TASK DETAILS: Repeat the records below exactly, leaving out any pictures.

Structured figure records:
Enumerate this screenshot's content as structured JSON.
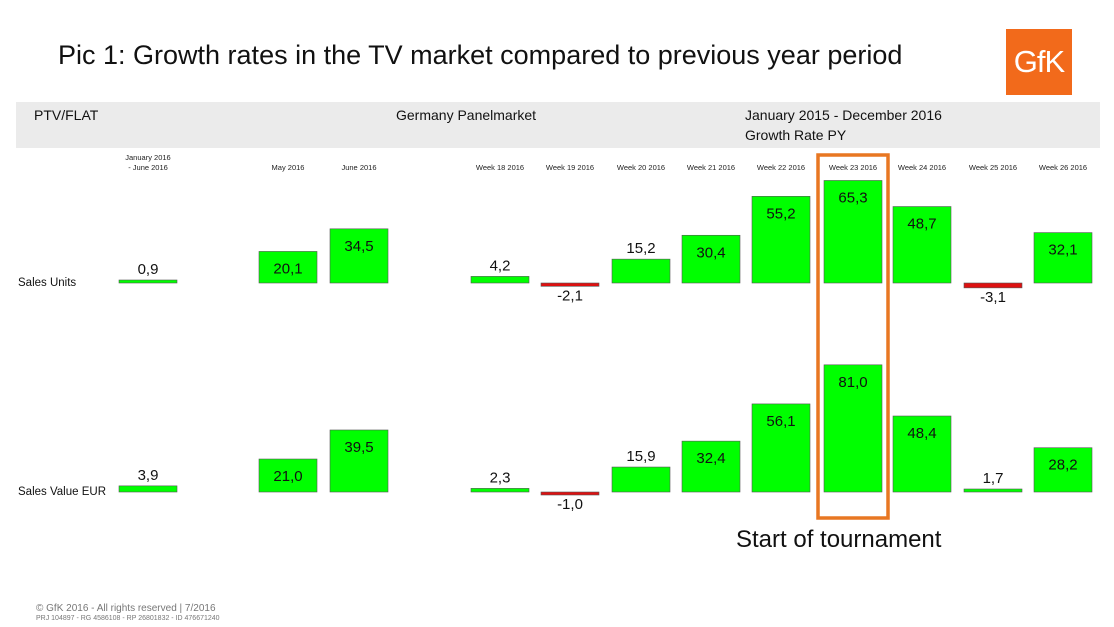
{
  "header": {
    "title": "Pic 1: Growth rates in the TV market compared to previous year period",
    "logo_text": "GfK",
    "logo_color": "#f26a1b"
  },
  "info_band": {
    "segment": "PTV/FLAT",
    "market": "Germany Panelmarket",
    "period": "January 2015 - December 2016",
    "measure": "Growth Rate PY"
  },
  "chart_data": {
    "type": "bar",
    "categories": [
      [
        "January 2016",
        "- June 2016"
      ],
      [
        "May 2016"
      ],
      [
        "June 2016"
      ],
      [
        "Week 18 2016"
      ],
      [
        "Week 19 2016"
      ],
      [
        "Week 20 2016"
      ],
      [
        "Week 21 2016"
      ],
      [
        "Week 22 2016"
      ],
      [
        "Week 23 2016"
      ],
      [
        "Week 24 2016"
      ],
      [
        "Week 25 2016"
      ],
      [
        "Week 26 2016"
      ]
    ],
    "series": [
      {
        "name": "Sales Units",
        "values": [
          0.9,
          20.1,
          34.5,
          4.2,
          -2.1,
          15.2,
          30.4,
          55.2,
          65.3,
          48.7,
          -3.1,
          32.1
        ],
        "labels": [
          "0,9",
          "20,1",
          "34,5",
          "4,2",
          "-2,1",
          "15,2",
          "30,4",
          "55,2",
          "65,3",
          "48,7",
          "-3,1",
          "32,1"
        ]
      },
      {
        "name": "Sales Value EUR",
        "values": [
          3.9,
          21.0,
          39.5,
          2.3,
          -1.0,
          15.9,
          32.4,
          56.1,
          81.0,
          48.4,
          1.7,
          28.2
        ],
        "labels": [
          "3,9",
          "21,0",
          "39,5",
          "2,3",
          "-1,0",
          "15,9",
          "32,4",
          "56,1",
          "81,0",
          "48,4",
          "1,7",
          "28,2"
        ]
      }
    ],
    "colors": {
      "positive": "#00ff00",
      "negative": "#dd1111",
      "highlight": "#e87722"
    },
    "highlight_category": "Week 23 2016",
    "annotation": "Start of tournament"
  },
  "footer": {
    "copyright": "© GfK 2016 - All rights reserved | 7/2016",
    "ids": "PRJ 104897 - RG 4586108 - RP 26801832 - ID 476671240"
  }
}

TASK RESULT:
Enumerate this screenshot's content as structured JSON.
{
  "header": {
    "title": "Pic 1: Growth rates in the TV market compared to previous year period",
    "logo_text": "GfK",
    "logo_color": "#f26a1b"
  },
  "info_band": {
    "segment": "PTV/FLAT",
    "market": "Germany Panelmarket",
    "period": "January 2015 - December 2016",
    "measure": "Growth Rate PY"
  },
  "chart_data": {
    "type": "bar",
    "categories": [
      [
        "January 2016",
        "- June 2016"
      ],
      [
        "May 2016"
      ],
      [
        "June 2016"
      ],
      [
        "Week 18 2016"
      ],
      [
        "Week 19 2016"
      ],
      [
        "Week 20 2016"
      ],
      [
        "Week 21 2016"
      ],
      [
        "Week 22 2016"
      ],
      [
        "Week 23 2016"
      ],
      [
        "Week 24 2016"
      ],
      [
        "Week 25 2016"
      ],
      [
        "Week 26 2016"
      ]
    ],
    "series": [
      {
        "name": "Sales Units",
        "values": [
          0.9,
          20.1,
          34.5,
          4.2,
          -2.1,
          15.2,
          30.4,
          55.2,
          65.3,
          48.7,
          -3.1,
          32.1
        ],
        "labels": [
          "0,9",
          "20,1",
          "34,5",
          "4,2",
          "-2,1",
          "15,2",
          "30,4",
          "55,2",
          "65,3",
          "48,7",
          "-3,1",
          "32,1"
        ]
      },
      {
        "name": "Sales Value EUR",
        "values": [
          3.9,
          21.0,
          39.5,
          2.3,
          -1.0,
          15.9,
          32.4,
          56.1,
          81.0,
          48.4,
          1.7,
          28.2
        ],
        "labels": [
          "3,9",
          "21,0",
          "39,5",
          "2,3",
          "-1,0",
          "15,9",
          "32,4",
          "56,1",
          "81,0",
          "48,4",
          "1,7",
          "28,2"
        ]
      }
    ],
    "colors": {
      "positive": "#00ff00",
      "negative": "#dd1111",
      "highlight": "#e87722"
    },
    "highlight_category": "Week 23 2016",
    "annotation": "Start of tournament"
  },
  "footer": {
    "copyright": "© GfK 2016 - All rights reserved | 7/2016",
    "ids": "PRJ 104897 - RG 4586108 - RP 26801832 - ID 476671240"
  }
}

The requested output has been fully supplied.